Aim – Search the data below for the word "선생님들의" and copy each line that holds it.

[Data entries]
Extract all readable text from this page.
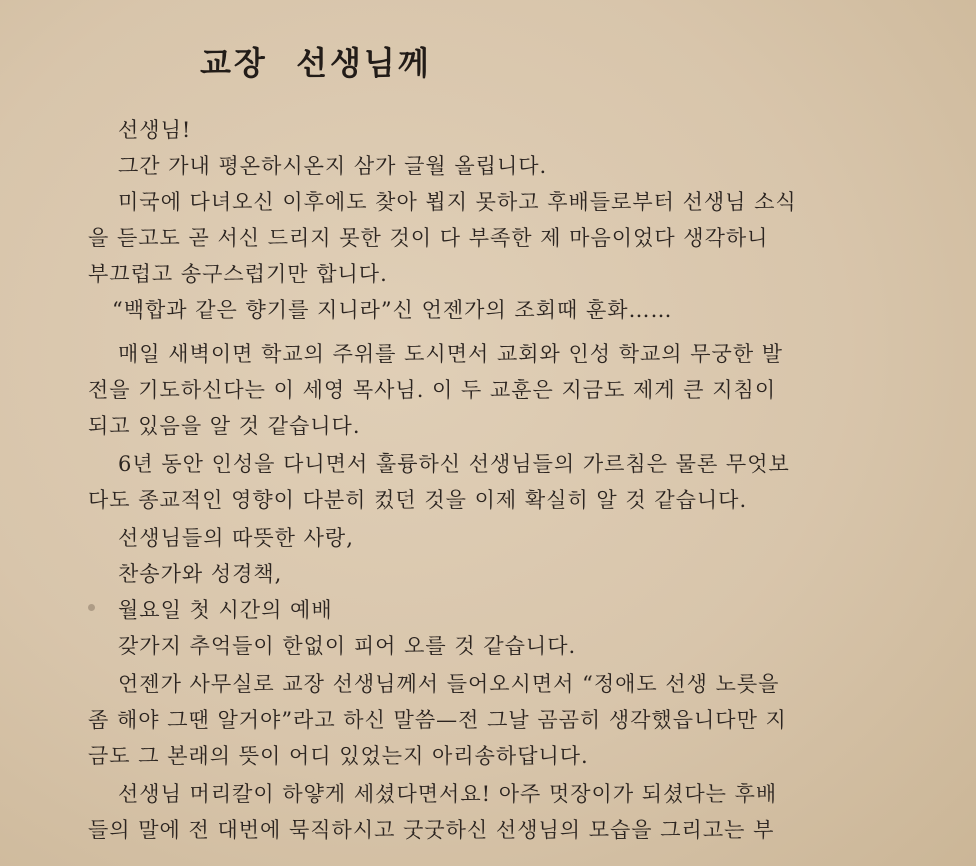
교장  선생님께
선생님!
그간 가내 평온하시온지 삼가 글월 올립니다.
미국에 다녀오신 이후에도 찾아 뵙지 못하고 후배들로부터 선생님 소식
을 듣고도 곧 서신 드리지 못한 것이 다 부족한 제 마음이었다 생각하니
부끄럽고 송구스럽기만 합니다.
“백합과 같은 향기를 지니라”신 언젠가의 조회때 훈화……
매일 새벽이면 학교의 주위를 도시면서 교회와 인성 학교의 무궁한 발
전을 기도하신다는 이 세영 목사님. 이 두 교훈은 지금도 제게 큰 지침이
되고 있음을 알 것 같습니다.
6년 동안 인성을 다니면서 훌륭하신 선생님들의 가르침은 물론 무엇보
다도 종교적인 영향이 다분히 컸던 것을 이제 확실히 알 것 같습니다.
선생님들의 따뜻한 사랑,
찬송가와 성경책,
월요일 첫 시간의 예배
갖가지 추억들이 한없이 피어 오를 것 같습니다.
언젠가 사무실로 교장 선생님께서 들어오시면서 “정애도 선생 노릇을
좀 해야 그땐 알거야”라고 하신 말씀—전 그날 곰곰히 생각했읍니다만 지
금도 그 본래의 뜻이 어디 있었는지 아리송하답니다.
선생님 머리칼이 하얗게 세셨다면서요! 아주 멋장이가 되셨다는 후배
들의 말에 전 대번에 묵직하시고 굿굿하신 선생님의 모습을 그리고는 부
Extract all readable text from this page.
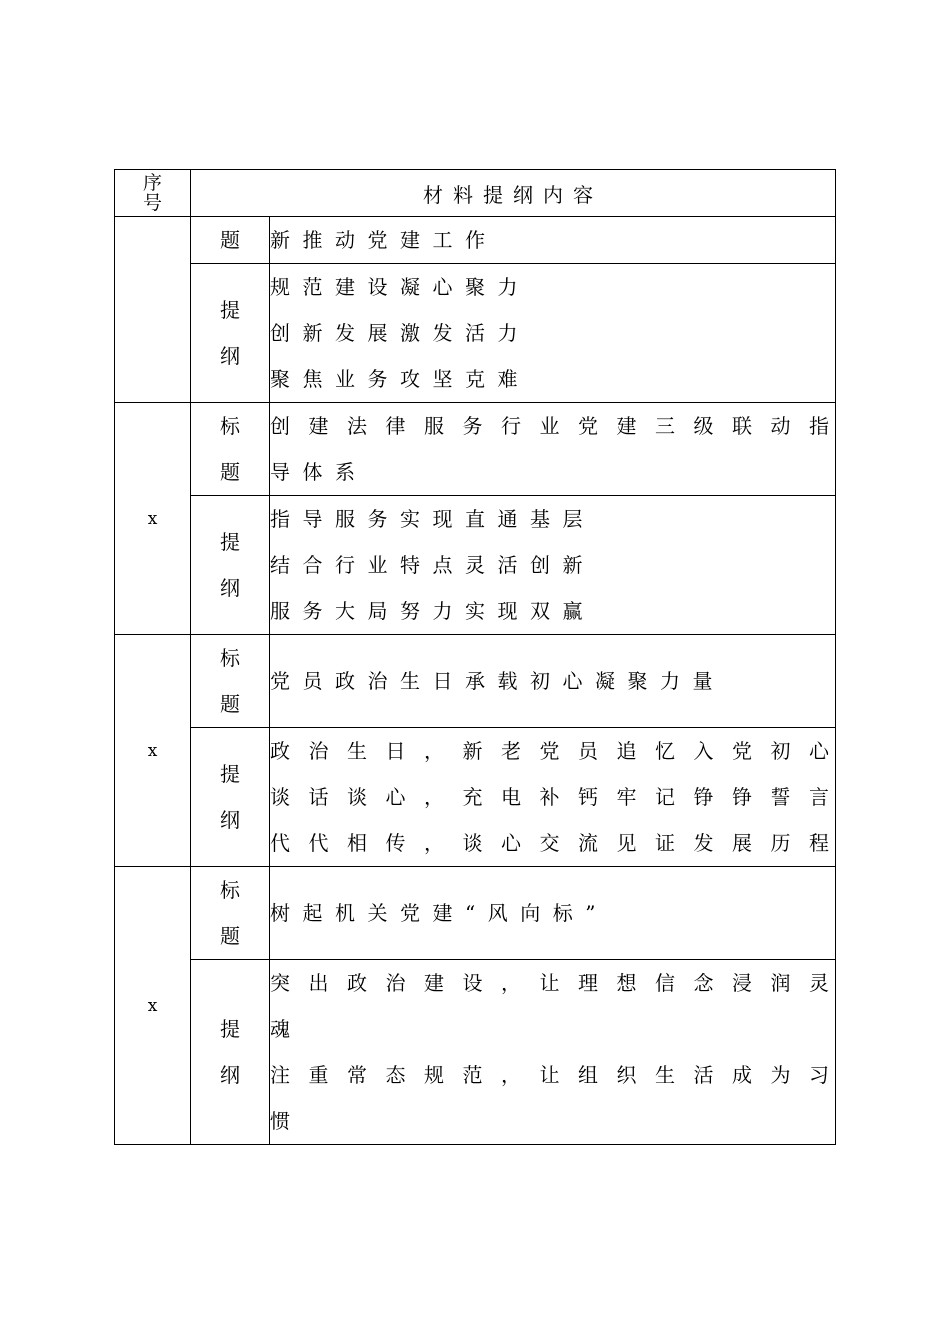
序
号	材料提纲内容	

	题	新推动党建工作

	提
纲	规范建设凝心聚力
创新发展激发活力
聚焦业务攻坚克难

x	标
题	创建法律服务行业党建三级联动指
导体系

	提
纲	指导服务实现直通基层
结合行业特点灵活创新
服务大局努力实现双赢

x	标
题	党员政治生日承载初心凝聚力量

	提
纲	政治生日，新老党员追忆入党初心
谈话谈心，充电补钙牢记铮铮誓言
代代相传，谈心交流见证发展历程

x	标
题	树起机关党建“风向标”

	提
纲	突出政治建设，让理想信念浸润灵
魂
注重常态规范，让组织生活成为习
惯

Written solution –
6년 동안 인성을 다니면서 훌륭하신 선생님들의 가르침은 물론 무엇보
선생님들의 따뜻한 사랑,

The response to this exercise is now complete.